→ **What is expected**:
Can you pull out every line of the records below, word for word, but leave the pictures out of your answer?

→ **Supplied entries**:
==============================
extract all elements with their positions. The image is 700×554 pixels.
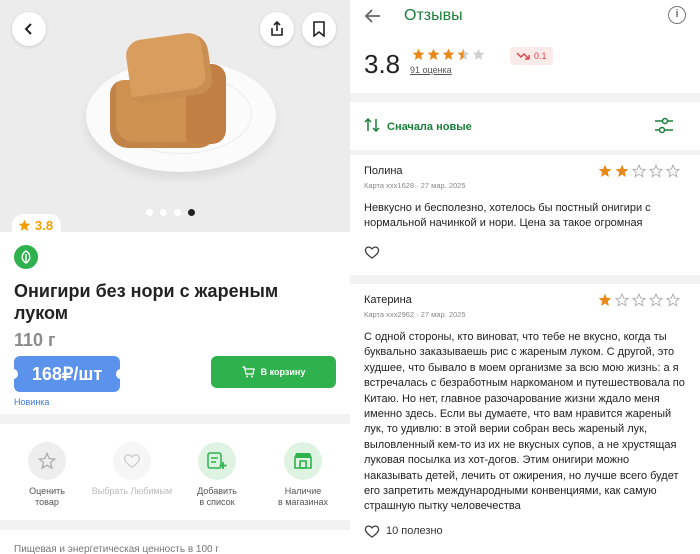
onigiri-image-top <box>124 30 214 104</box>
new-badge: Новинка <box>14 397 50 407</box>
store-availability-button[interactable]: Наличие в магазинах <box>258 442 348 508</box>
share-button[interactable] <box>260 12 294 46</box>
star-empty-icon <box>649 164 663 178</box>
price-value: 168₽/шт <box>31 363 103 384</box>
review-meta: Карта xxx2962 · 27 мар. 2025 <box>364 310 466 319</box>
ratings-count-link[interactable]: 91 оценка <box>410 65 452 75</box>
rate-product-button[interactable]: Оценить товар <box>2 442 92 508</box>
star-full-icon <box>412 48 425 61</box>
filter-icon[interactable] <box>654 117 674 135</box>
star-empty-icon <box>666 164 680 178</box>
bookmark-icon <box>313 21 325 37</box>
reviews-topbar: Отзывы i <box>350 0 700 40</box>
add-to-cart-button[interactable]: В корзину <box>211 356 336 388</box>
divider <box>0 520 350 530</box>
favorite-button[interactable]: Выбрать Любимым <box>87 442 177 497</box>
leaf-icon <box>21 250 31 264</box>
carousel-dots <box>146 209 195 216</box>
star-empty-icon <box>472 48 485 61</box>
arrow-left-icon[interactable] <box>364 7 382 25</box>
star-full-icon <box>615 164 629 177</box>
product-actions: Оценить товар Выбрать Любимым Добавить в… <box>0 432 350 522</box>
star-empty-icon <box>649 293 663 307</box>
store-circle <box>284 442 322 480</box>
review-card: Катерина Карта xxx2962 · 27 мар. 2025 С … <box>350 284 700 554</box>
product-rating: 3.8 <box>35 217 54 233</box>
star-full-icon <box>427 48 440 61</box>
carousel-dot[interactable] <box>146 209 153 216</box>
star-icon <box>18 219 31 231</box>
chevron-left-icon <box>24 23 32 35</box>
heart-icon[interactable] <box>364 245 380 260</box>
useful-count[interactable]: 10 полезно <box>386 525 443 537</box>
review-stars <box>598 164 680 178</box>
info-icon[interactable]: i <box>668 6 686 24</box>
summary-stars <box>412 48 485 61</box>
add-to-list-icon <box>207 452 227 469</box>
share-icon <box>271 21 283 36</box>
average-rating: 3.8 <box>364 49 401 79</box>
vegan-badge <box>14 245 38 269</box>
star-half-icon <box>457 48 470 61</box>
star-outline-icon <box>38 452 56 470</box>
product-title: Онигири без нори с жареным луком <box>14 281 279 323</box>
review-author: Полина <box>364 165 403 177</box>
trend-down-icon <box>516 52 530 60</box>
sort-newest-button[interactable]: Сначала новые <box>387 121 472 133</box>
star-empty-icon <box>632 293 646 307</box>
star-empty-icon <box>632 164 646 178</box>
favorite-circle <box>113 442 151 480</box>
rate-circle <box>28 442 66 480</box>
heart-icon <box>123 454 141 469</box>
cart-icon <box>242 366 255 378</box>
rate-product-label: Оценить товар <box>29 486 65 507</box>
star-full-icon <box>442 48 455 61</box>
favorite-label: Выбрать Любимым <box>91 486 173 496</box>
review-meta: Карта xxx1628 · 27 мар. 2025 <box>364 181 466 190</box>
rating-trend-badge: 0.1 <box>510 47 553 65</box>
product-weight: 110 г <box>14 330 56 350</box>
page-title: Отзывы <box>404 7 463 24</box>
star-full-icon <box>598 293 612 306</box>
review-text: С одной стороны, кто виноват, что тебе н… <box>364 331 685 513</box>
star-empty-icon <box>615 293 629 307</box>
review-stars <box>598 293 680 307</box>
carousel-dot-active[interactable] <box>188 209 195 216</box>
carousel-dot[interactable] <box>174 209 181 216</box>
back-button[interactable] <box>12 12 46 46</box>
add-to-cart-label: В корзину <box>260 367 306 377</box>
star-full-icon <box>598 164 612 177</box>
review-card: Полина Карта xxx1628 · 27 мар. 2025 Невк… <box>350 155 700 275</box>
heart-icon[interactable] <box>364 524 380 539</box>
product-image-carousel[interactable] <box>0 0 350 232</box>
sort-icon[interactable] <box>364 117 380 133</box>
divider <box>0 414 350 424</box>
add-to-list-button[interactable]: Добавить в список <box>172 442 262 508</box>
store-icon <box>294 453 312 469</box>
rating-trend-value: 0.1 <box>534 51 547 61</box>
product-screen: 3.8 Онигири без нори с жареным луком 110… <box>0 0 350 554</box>
rating-chip[interactable]: 3.8 <box>12 214 62 236</box>
bookmark-button[interactable] <box>302 12 336 46</box>
price-tag: 168₽/шт <box>9 356 125 392</box>
reviews-screen: Отзывы i 3.8 91 оценка 0.1 Сначала новые <box>350 0 700 554</box>
store-availability-label: Наличие в магазинах <box>277 486 329 507</box>
star-empty-icon <box>666 293 680 307</box>
sort-bar: Сначала новые <box>350 102 700 150</box>
add-to-list-circle <box>198 442 236 480</box>
review-text: Невкусно и бесполезно, хотелось бы постн… <box>364 202 651 230</box>
review-author: Катерина <box>364 294 412 306</box>
nutrition-heading: Пищевая и энергетическая ценность в 100 … <box>14 544 220 554</box>
rating-summary: 3.8 91 оценка 0.1 <box>350 40 700 93</box>
carousel-dot[interactable] <box>160 209 167 216</box>
add-to-list-label: Добавить в список <box>197 486 237 507</box>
==============================
→ **Response below**:
extract all elements with their positions. The image is 700×554 pixels.
onigiri-image-top <box>124 30 214 104</box>
new-badge: Новинка <box>14 397 50 407</box>
store-availability-button[interactable]: Наличие в магазинах <box>258 442 348 508</box>
share-button[interactable] <box>260 12 294 46</box>
star-empty-icon <box>649 164 663 178</box>
price-value: 168₽/шт <box>31 363 103 384</box>
review-meta: Карта xxx2962 · 27 мар. 2025 <box>364 310 466 319</box>
ratings-count-link[interactable]: 91 оценка <box>410 65 452 75</box>
rate-product-button[interactable]: Оценить товар <box>2 442 92 508</box>
star-full-icon <box>412 48 425 61</box>
filter-icon[interactable] <box>654 117 674 135</box>
star-empty-icon <box>666 164 680 178</box>
bookmark-icon <box>313 21 325 37</box>
reviews-topbar: Отзывы i <box>350 0 700 40</box>
add-to-cart-button[interactable]: В корзину <box>211 356 336 388</box>
divider <box>0 520 350 530</box>
favorite-button[interactable]: Выбрать Любимым <box>87 442 177 497</box>
leaf-icon <box>21 250 31 264</box>
carousel-dots <box>146 209 195 216</box>
star-empty-icon <box>472 48 485 61</box>
arrow-left-icon[interactable] <box>364 7 382 25</box>
star-full-icon <box>615 164 629 177</box>
product-actions: Оценить товар Выбрать Любимым Добавить в… <box>0 432 350 522</box>
star-empty-icon <box>649 293 663 307</box>
store-circle <box>284 442 322 480</box>
review-card: Катерина Карта xxx2962 · 27 мар. 2025 С … <box>350 284 700 554</box>
product-rating: 3.8 <box>35 217 54 233</box>
star-full-icon <box>427 48 440 61</box>
carousel-dot[interactable] <box>146 209 153 216</box>
star-icon <box>18 219 31 231</box>
chevron-left-icon <box>24 23 32 35</box>
heart-icon[interactable] <box>364 245 380 260</box>
useful-count[interactable]: 10 полезно <box>386 525 443 537</box>
review-stars <box>598 164 680 178</box>
info-icon[interactable]: i <box>668 6 686 24</box>
summary-stars <box>412 48 485 61</box>
add-to-list-icon <box>207 452 227 469</box>
share-icon <box>271 21 283 36</box>
average-rating: 3.8 <box>364 49 401 79</box>
vegan-badge <box>14 245 38 269</box>
star-half-icon <box>457 48 470 61</box>
star-outline-icon <box>38 452 56 470</box>
product-title: Онигири без нори с жареным луком <box>14 281 279 323</box>
review-author: Полина <box>364 165 403 177</box>
trend-down-icon <box>516 52 530 60</box>
sort-newest-button[interactable]: Сначала новые <box>387 121 472 133</box>
star-empty-icon <box>632 293 646 307</box>
star-empty-icon <box>632 164 646 178</box>
favorite-circle <box>113 442 151 480</box>
rate-circle <box>28 442 66 480</box>
heart-icon <box>123 454 141 469</box>
cart-icon <box>242 366 255 378</box>
rate-product-label: Оценить товар <box>29 486 65 507</box>
star-full-icon <box>442 48 455 61</box>
favorite-label: Выбрать Любимым <box>91 486 173 496</box>
review-meta: Карта xxx1628 · 27 мар. 2025 <box>364 181 466 190</box>
rating-trend-badge: 0.1 <box>510 47 553 65</box>
product-weight: 110 г <box>14 330 56 350</box>
page-title: Отзывы <box>404 7 463 24</box>
star-full-icon <box>598 293 612 306</box>
review-text: С одной стороны, кто виноват, что тебе н… <box>364 331 685 513</box>
star-empty-icon <box>615 293 629 307</box>
review-stars <box>598 293 680 307</box>
carousel-dot-active[interactable] <box>188 209 195 216</box>
carousel-dot[interactable] <box>174 209 181 216</box>
back-button[interactable] <box>12 12 46 46</box>
add-to-cart-label: В корзину <box>260 367 306 377</box>
star-full-icon <box>598 164 612 177</box>
review-card: Полина Карта xxx1628 · 27 мар. 2025 Невк… <box>350 155 700 275</box>
heart-icon[interactable] <box>364 524 380 539</box>
product-image-carousel[interactable] <box>0 0 350 232</box>
sort-icon[interactable] <box>364 117 380 133</box>
divider <box>0 414 350 424</box>
add-to-list-button[interactable]: Добавить в список <box>172 442 262 508</box>
store-icon <box>294 453 312 469</box>
rating-trend-value: 0.1 <box>534 51 547 61</box>
product-screen: 3.8 Онигири без нори с жареным луком 110… <box>0 0 350 554</box>
rating-chip[interactable]: 3.8 <box>12 214 62 236</box>
bookmark-button[interactable] <box>302 12 336 46</box>
price-tag: 168₽/шт <box>9 356 125 392</box>
reviews-screen: Отзывы i 3.8 91 оценка 0.1 Сначала новые <box>350 0 700 554</box>
store-availability-label: Наличие в магазинах <box>277 486 329 507</box>
star-empty-icon <box>666 293 680 307</box>
sort-bar: Сначала новые <box>350 102 700 150</box>
add-to-list-circle <box>198 442 236 480</box>
review-text: Невкусно и бесполезно, хотелось бы постн… <box>364 202 651 230</box>
review-author: Катерина <box>364 294 412 306</box>
nutrition-heading: Пищевая и энергетическая ценность в 100 … <box>14 544 220 554</box>
rating-summary: 3.8 91 оценка 0.1 <box>350 40 700 93</box>
carousel-dot[interactable] <box>160 209 167 216</box>
add-to-list-label: Добавить в список <box>197 486 237 507</box>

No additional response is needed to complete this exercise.